REQUIREMENTS — Copy out all the lines exactly. Omit pictures.

====== RECORDS PROVIDED

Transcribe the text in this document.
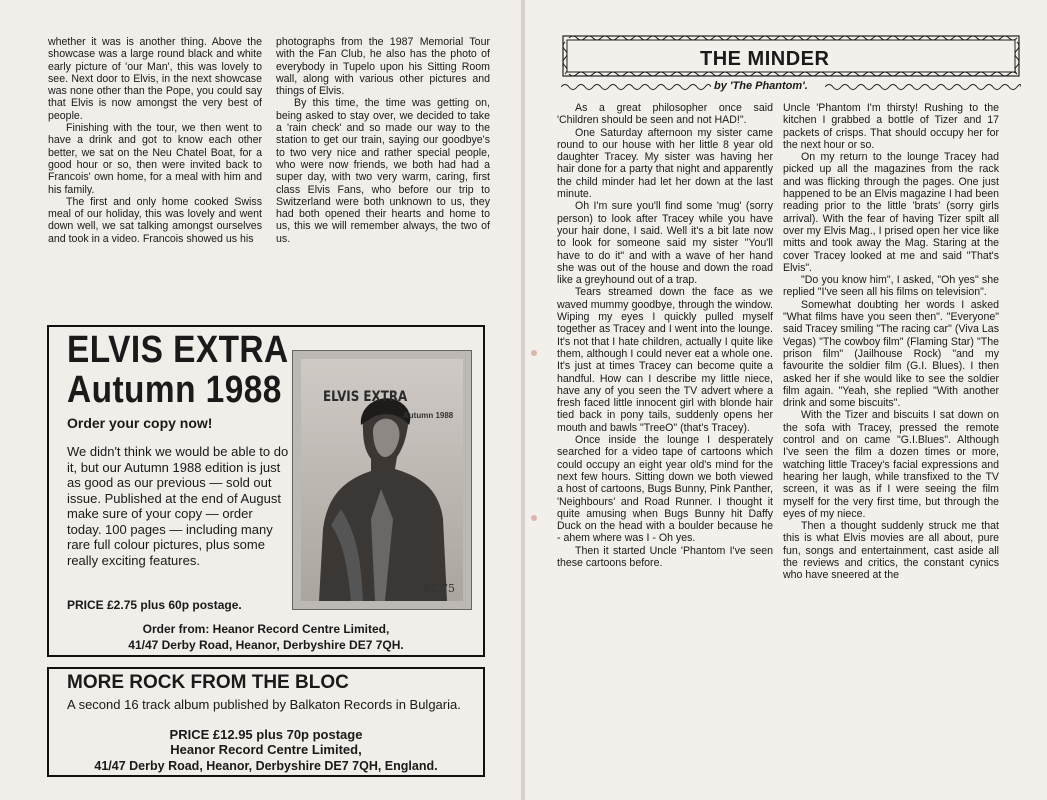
whether it was is another thing. Above the showcase was a large round black and white early picture of 'our Man', this was lovely to see. Next door to Elvis, in the next showcase was none other than the Pope, you could say that Elvis is now amongst the very best of people.

Finishing with the tour, we then went to have a drink and got to know each other better, we sat on the Neu Chatel Boat, for a good hour or so, then were invited back to Francois' own home, for a meal with him and his family.

The first and only home cooked Swiss meal of our holiday, this was lovely and went down well, we sat talking amongst ourselves and took in a video. Francois showed us his

photographs from the 1987 Memorial Tour with the Fan Club, he also has the photo of everybody in Tupelo upon his Sitting Room wall, along with various other pictures and things of Elvis.

By this time, the time was getting on, being asked to stay over, we decided to take a 'rain check' and so made our way to the station to get our train, saying our goodbye's to two very nice and rather special people, who were now friends, we both had had a super day, with two very warm, caring, first class Elvis Fans, who before our trip to Switzerland were both unknown to us, they had both opened their hearts and home to us, this we will remember always, the two of us.

ELVIS EXTRA
Autumn 1988
Order your copy now!
We didn't think we would be able to do it, but our Autumn 1988 edition is just as good as our previous — sold out issue. Published at the end of August make sure of your copy — order today. 100 pages — including many rare full colour pictures, plus some really exciting features.
PRICE £2.75 plus 60p postage.
Order from: Heanor Record Centre Limited,
41/47 Derby Road, Heanor, Derbyshire DE7 7QH.
ELVIS EXTRA
Autumn 1988
£2.75
MORE ROCK FROM THE BLOC
A second 16 track album published by Balkaton Records in Bulgaria.
PRICE £12.95 plus 70p postage
Heanor Record Centre Limited,
41/47 Derby Road, Heanor, Derbyshire DE7 7QH, England.
THE MINDER
by 'The Phantom'.

As a great philosopher once said 'Children should be seen and not HAD!".

One Saturday afternoon my sister came round to our house with her little 8 year old daughter Tracey. My sister was having her hair done for a party that night and apparently the child minder had let her down at the last minute.

Oh I'm sure you'll find some 'mug' (sorry person) to look after Tracey while you have your hair done, I said. Well it's a bit late now to look for someone said my sister "You'll have to do it" and with a wave of her hand she was out of the house and down the road like a greyhound out of a trap.

Tears streamed down the face as we waved mummy goodbye, through the window. Wiping my eyes I quickly pulled myself together as Tracey and I went into the lounge. It's not that I hate children, actually I quite like them, although I could never eat a whole one. It's just at times Tracey can become quite a handful. How can I describe my little niece, have any of you seen the TV advert where a fresh faced little innocent girl with blonde hair tied back in pony tails, suddenly opens her mouth and bawls "TreeO" (that's Tracey).

Once inside the lounge I desperately searched for a video tape of cartoons which could occupy an eight year old's mind for the next few hours. Sitting down we both viewed a host of cartoons, Bugs Bunny, Pink Panther, 'Neighbours' and Road Runner. I thought it quite amusing when Bugs Bunny hit Daffy Duck on the head with a boulder because he - ahem where was I - Oh yes.

Then it started Uncle 'Phantom I've seen these cartoons before.

Uncle 'Phantom I'm thirsty! Rushing to the kitchen I grabbed a bottle of Tizer and 17 packets of crisps. That should occupy her for the next hour or so.

On my return to the lounge Tracey had picked up all the magazines from the rack and was flicking through the pages. One just happened to be an Elvis magazine I had been reading prior to the little 'brats' (sorry girls arrival). With the fear of having Tizer spilt all over my Elvis Mag., I prised open her vice like mitts and took away the Mag. Staring at the cover Tracey looked at me and said "That's Elvis".

"Do you know him", I asked, "Oh yes" she replied "I've seen all his films on television".

Somewhat doubting her words I asked "What films have you seen then". "Everyone" said Tracey smiling "The racing car" (Viva Las Vegas) "The cowboy film" (Flaming Star) "The prison film" (Jailhouse Rock) "and my favourite the soldier film (G.I. Blues). I then asked her if she would like to see the soldier film again. "Yeah, she replied "With another drink and some biscuits".

With the Tizer and biscuits I sat down on the sofa with Tracey, pressed the remote control and on came "G.I.Blues". Although I've seen the film a dozen times or more, watching little Tracey's facial expressions and hearing her laugh, while transfixed to the TV screen, it was as if I were seeing the film myself for the very first time, but through the eyes of my niece.

Then a thought suddenly struck me that this is what Elvis movies are all about, pure fun, songs and entertainment, cast aside all the reviews and critics, the constant cynics who have sneered at the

============

REPLY —
Transcribe the text in this document.
whether it was is another thing. Above the showcase was a large round black and white early picture of 'our Man', this was lovely to see. Next door to Elvis, in the next showcase was none other than the Pope, you could say that Elvis is now amongst the very best of people.

Finishing with the tour, we then went to have a drink and got to know each other better, we sat on the Neu Chatel Boat, for a good hour or so, then were invited back to Francois' own home, for a meal with him and his family.

The first and only home cooked Swiss meal of our holiday, this was lovely and went down well, we sat talking amongst ourselves and took in a video. Francois showed us his

photographs from the 1987 Memorial Tour with the Fan Club, he also has the photo of everybody in Tupelo upon his Sitting Room wall, along with various other pictures and things of Elvis.

By this time, the time was getting on, being asked to stay over, we decided to take a 'rain check' and so made our way to the station to get our train, saying our goodbye's to two very nice and rather special people, who were now friends, we both had had a super day, with two very warm, caring, first class Elvis Fans, who before our trip to Switzerland were both unknown to us, they had both opened their hearts and home to us, this we will remember always, the two of us.

ELVIS EXTRA
Autumn 1988
Order your copy now!
We didn't think we would be able to do it, but our Autumn 1988 edition is just as good as our previous — sold out issue. Published at the end of August make sure of your copy — order today. 100 pages — including many rare full colour pictures, plus some really exciting features.
PRICE £2.75 plus 60p postage.
Order from: Heanor Record Centre Limited,
41/47 Derby Road, Heanor, Derbyshire DE7 7QH.
ELVIS EXTRA
Autumn 1988
£2.75
MORE ROCK FROM THE BLOC
A second 16 track album published by Balkaton Records in Bulgaria.
PRICE £12.95 plus 70p postage
Heanor Record Centre Limited,
41/47 Derby Road, Heanor, Derbyshire DE7 7QH, England.
THE MINDER
by 'The Phantom'.

As a great philosopher once said 'Children should be seen and not HAD!".

One Saturday afternoon my sister came round to our house with her little 8 year old daughter Tracey. My sister was having her hair done for a party that night and apparently the child minder had let her down at the last minute.

Oh I'm sure you'll find some 'mug' (sorry person) to look after Tracey while you have your hair done, I said. Well it's a bit late now to look for someone said my sister "You'll have to do it" and with a wave of her hand she was out of the house and down the road like a greyhound out of a trap.

Tears streamed down the face as we waved mummy goodbye, through the window. Wiping my eyes I quickly pulled myself together as Tracey and I went into the lounge. It's not that I hate children, actually I quite like them, although I could never eat a whole one. It's just at times Tracey can become quite a handful. How can I describe my little niece, have any of you seen the TV advert where a fresh faced little innocent girl with blonde hair tied back in pony tails, suddenly opens her mouth and bawls "TreeO" (that's Tracey).

Once inside the lounge I desperately searched for a video tape of cartoons which could occupy an eight year old's mind for the next few hours. Sitting down we both viewed a host of cartoons, Bugs Bunny, Pink Panther, 'Neighbours' and Road Runner. I thought it quite amusing when Bugs Bunny hit Daffy Duck on the head with a boulder because he - ahem where was I - Oh yes.

Then it started Uncle 'Phantom I've seen these cartoons before.

Uncle 'Phantom I'm thirsty! Rushing to the kitchen I grabbed a bottle of Tizer and 17 packets of crisps. That should occupy her for the next hour or so.

On my return to the lounge Tracey had picked up all the magazines from the rack and was flicking through the pages. One just happened to be an Elvis magazine I had been reading prior to the little 'brats' (sorry girls arrival). With the fear of having Tizer spilt all over my Elvis Mag., I prised open her vice like mitts and took away the Mag. Staring at the cover Tracey looked at me and said "That's Elvis".

"Do you know him", I asked, "Oh yes" she replied "I've seen all his films on television".

Somewhat doubting her words I asked "What films have you seen then". "Everyone" said Tracey smiling "The racing car" (Viva Las Vegas) "The cowboy film" (Flaming Star) "The prison film" (Jailhouse Rock) "and my favourite the soldier film (G.I. Blues). I then asked her if she would like to see the soldier film again. "Yeah, she replied "With another drink and some biscuits".

With the Tizer and biscuits I sat down on the sofa with Tracey, pressed the remote control and on came "G.I.Blues". Although I've seen the film a dozen times or more, watching little Tracey's facial expressions and hearing her laugh, while transfixed to the TV screen, it was as if I were seeing the film myself for the very first time, but through the eyes of my niece.

Then a thought suddenly struck me that this is what Elvis movies are all about, pure fun, songs and entertainment, cast aside all the reviews and critics, the constant cynics who have sneered at the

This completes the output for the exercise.